-- start of Stored rows --
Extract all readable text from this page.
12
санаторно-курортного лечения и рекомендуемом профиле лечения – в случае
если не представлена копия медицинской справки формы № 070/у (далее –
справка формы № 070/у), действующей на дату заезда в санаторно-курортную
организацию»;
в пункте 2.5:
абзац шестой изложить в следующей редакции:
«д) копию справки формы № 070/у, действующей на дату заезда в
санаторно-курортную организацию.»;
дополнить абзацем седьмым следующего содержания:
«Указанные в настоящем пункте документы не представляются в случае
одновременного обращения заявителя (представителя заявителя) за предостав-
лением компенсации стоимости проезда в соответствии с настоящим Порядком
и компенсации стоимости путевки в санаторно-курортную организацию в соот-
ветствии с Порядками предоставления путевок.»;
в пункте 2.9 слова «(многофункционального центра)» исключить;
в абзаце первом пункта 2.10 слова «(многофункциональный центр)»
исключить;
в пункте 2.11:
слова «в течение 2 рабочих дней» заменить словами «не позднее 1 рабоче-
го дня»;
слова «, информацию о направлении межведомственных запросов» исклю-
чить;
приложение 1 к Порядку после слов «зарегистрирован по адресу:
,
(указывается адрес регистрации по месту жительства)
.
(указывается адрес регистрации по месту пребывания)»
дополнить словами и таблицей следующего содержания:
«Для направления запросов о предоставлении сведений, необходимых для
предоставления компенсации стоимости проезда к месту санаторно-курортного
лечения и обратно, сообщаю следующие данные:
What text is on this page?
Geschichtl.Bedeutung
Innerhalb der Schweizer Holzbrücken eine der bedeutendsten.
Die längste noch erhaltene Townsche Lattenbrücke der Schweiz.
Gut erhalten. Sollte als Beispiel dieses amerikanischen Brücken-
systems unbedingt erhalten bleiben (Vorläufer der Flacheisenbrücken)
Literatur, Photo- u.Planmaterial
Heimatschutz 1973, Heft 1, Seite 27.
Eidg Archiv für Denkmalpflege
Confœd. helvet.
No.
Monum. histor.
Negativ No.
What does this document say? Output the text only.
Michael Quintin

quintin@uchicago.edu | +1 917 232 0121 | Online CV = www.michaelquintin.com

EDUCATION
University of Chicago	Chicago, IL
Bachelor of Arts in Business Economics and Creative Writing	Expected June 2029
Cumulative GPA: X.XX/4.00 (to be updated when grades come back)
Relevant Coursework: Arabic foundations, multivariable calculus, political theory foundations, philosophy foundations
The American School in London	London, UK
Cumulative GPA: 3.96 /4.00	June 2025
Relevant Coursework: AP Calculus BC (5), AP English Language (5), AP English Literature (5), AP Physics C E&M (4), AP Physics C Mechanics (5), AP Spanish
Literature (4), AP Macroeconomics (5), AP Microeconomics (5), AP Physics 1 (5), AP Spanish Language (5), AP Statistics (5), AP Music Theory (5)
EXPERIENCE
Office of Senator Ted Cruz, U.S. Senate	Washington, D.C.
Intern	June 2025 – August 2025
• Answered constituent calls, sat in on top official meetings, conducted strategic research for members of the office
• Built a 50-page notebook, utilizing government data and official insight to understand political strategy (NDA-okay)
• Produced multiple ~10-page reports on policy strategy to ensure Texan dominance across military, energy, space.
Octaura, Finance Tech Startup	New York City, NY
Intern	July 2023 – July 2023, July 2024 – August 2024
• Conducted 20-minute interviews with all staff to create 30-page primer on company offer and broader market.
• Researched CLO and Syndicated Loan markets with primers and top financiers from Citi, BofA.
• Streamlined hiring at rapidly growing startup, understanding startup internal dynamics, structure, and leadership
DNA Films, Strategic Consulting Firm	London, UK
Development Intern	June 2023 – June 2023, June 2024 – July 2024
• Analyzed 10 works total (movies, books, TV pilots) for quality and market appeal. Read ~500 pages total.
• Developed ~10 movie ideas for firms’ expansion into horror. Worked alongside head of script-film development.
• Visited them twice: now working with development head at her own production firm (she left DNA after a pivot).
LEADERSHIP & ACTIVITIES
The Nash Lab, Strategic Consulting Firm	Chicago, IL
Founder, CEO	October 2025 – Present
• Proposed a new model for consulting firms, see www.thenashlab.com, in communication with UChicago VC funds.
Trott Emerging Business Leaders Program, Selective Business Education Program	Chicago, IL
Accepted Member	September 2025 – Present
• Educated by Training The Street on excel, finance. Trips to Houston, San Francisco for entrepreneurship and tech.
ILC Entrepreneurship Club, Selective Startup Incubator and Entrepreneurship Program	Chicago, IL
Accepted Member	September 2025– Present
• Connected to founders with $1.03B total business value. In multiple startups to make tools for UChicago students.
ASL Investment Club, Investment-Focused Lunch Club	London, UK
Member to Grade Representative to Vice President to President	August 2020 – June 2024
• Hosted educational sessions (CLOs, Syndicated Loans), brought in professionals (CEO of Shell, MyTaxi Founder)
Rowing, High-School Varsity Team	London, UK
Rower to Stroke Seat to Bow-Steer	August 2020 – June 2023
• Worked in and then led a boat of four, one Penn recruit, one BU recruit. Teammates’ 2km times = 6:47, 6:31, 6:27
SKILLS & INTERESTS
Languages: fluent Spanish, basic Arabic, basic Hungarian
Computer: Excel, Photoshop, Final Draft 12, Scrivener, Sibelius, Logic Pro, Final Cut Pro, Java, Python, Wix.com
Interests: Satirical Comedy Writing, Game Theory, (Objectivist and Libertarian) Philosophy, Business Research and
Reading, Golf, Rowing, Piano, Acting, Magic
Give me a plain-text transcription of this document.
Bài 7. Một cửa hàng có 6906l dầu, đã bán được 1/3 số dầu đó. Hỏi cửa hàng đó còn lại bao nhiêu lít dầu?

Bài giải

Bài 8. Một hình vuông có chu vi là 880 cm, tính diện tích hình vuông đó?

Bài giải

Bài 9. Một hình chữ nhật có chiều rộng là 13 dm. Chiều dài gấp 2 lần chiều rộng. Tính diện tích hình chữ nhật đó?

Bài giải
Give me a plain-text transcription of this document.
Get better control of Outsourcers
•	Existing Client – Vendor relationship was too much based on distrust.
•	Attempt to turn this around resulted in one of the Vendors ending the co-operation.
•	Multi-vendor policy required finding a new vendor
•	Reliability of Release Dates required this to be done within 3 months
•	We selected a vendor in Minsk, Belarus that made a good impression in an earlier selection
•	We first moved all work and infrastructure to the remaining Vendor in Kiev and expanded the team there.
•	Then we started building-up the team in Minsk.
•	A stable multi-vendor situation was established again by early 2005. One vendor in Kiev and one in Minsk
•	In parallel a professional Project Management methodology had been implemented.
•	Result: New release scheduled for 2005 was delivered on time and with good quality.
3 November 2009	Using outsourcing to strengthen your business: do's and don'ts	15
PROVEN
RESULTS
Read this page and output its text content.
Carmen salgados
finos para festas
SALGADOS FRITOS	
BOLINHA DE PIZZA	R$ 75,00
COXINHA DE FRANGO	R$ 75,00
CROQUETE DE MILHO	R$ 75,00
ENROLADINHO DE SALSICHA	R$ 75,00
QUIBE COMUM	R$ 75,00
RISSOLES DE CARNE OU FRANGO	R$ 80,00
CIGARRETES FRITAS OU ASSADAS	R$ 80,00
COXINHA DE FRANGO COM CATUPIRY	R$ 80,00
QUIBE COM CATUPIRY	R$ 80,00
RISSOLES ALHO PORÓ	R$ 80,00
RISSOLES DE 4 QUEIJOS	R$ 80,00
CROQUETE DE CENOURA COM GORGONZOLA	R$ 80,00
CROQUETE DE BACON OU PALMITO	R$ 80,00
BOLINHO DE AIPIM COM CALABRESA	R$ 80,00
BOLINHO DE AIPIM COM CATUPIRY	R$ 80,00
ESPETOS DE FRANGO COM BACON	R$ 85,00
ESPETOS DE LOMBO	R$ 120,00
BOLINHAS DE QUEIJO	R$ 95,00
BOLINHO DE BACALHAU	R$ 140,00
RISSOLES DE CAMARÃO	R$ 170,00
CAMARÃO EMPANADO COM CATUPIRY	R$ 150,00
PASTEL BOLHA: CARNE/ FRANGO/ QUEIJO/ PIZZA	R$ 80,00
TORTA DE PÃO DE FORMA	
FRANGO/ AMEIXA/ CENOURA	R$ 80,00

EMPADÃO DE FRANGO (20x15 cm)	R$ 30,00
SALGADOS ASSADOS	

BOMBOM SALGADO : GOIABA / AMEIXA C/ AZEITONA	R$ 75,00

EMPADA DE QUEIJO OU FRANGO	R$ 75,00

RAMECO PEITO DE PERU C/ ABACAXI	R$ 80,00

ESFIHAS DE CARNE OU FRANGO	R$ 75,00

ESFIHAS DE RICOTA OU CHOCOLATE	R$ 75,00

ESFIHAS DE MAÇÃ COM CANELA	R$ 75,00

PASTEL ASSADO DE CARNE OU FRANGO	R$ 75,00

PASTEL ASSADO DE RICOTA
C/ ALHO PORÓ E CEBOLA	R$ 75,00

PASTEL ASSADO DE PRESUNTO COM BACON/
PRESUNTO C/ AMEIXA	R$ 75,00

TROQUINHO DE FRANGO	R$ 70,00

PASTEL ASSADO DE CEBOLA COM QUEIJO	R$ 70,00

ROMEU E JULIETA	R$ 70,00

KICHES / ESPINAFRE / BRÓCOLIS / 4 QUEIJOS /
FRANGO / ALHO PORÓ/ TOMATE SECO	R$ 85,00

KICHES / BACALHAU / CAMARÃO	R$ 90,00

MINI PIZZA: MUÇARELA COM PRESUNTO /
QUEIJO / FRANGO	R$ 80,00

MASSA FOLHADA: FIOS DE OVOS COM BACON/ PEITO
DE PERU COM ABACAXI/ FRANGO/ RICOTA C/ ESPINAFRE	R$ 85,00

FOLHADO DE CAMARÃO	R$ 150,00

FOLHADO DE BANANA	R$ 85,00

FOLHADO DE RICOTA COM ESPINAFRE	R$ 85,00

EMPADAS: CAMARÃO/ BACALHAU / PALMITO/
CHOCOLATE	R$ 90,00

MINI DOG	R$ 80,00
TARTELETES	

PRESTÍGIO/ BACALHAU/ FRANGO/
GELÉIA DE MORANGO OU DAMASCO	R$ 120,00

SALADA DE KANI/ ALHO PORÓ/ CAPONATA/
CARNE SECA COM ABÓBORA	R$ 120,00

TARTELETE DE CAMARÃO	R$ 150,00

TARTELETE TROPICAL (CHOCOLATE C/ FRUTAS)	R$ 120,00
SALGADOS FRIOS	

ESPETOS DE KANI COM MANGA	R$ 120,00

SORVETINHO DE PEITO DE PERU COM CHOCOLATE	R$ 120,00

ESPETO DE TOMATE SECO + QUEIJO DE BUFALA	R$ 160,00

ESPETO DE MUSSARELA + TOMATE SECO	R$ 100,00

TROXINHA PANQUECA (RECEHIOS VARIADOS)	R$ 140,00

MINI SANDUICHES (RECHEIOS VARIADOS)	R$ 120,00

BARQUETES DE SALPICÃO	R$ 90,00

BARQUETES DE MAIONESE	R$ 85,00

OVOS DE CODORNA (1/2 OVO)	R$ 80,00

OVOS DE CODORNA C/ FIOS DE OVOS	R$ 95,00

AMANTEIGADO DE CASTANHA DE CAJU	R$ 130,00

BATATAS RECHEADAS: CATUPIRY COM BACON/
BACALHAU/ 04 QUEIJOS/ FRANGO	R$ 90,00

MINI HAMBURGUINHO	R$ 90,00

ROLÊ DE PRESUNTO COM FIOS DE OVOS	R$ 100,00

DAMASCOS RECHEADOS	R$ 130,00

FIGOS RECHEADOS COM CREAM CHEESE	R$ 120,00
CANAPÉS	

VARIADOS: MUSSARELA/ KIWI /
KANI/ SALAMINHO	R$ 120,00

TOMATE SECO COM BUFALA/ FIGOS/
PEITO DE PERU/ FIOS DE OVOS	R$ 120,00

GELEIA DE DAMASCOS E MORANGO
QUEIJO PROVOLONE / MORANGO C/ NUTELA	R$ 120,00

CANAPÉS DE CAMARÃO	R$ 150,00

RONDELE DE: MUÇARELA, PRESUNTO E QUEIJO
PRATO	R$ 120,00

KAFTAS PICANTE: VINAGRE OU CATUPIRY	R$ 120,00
-- end of Stored rows --
Identify and extract each line of the listing that contains "BARQUETES".

— Output for this exercise —
BARQUETES DE SALPICÃO	R$ 90,00
BARQUETES DE MAIONESE	R$ 85,00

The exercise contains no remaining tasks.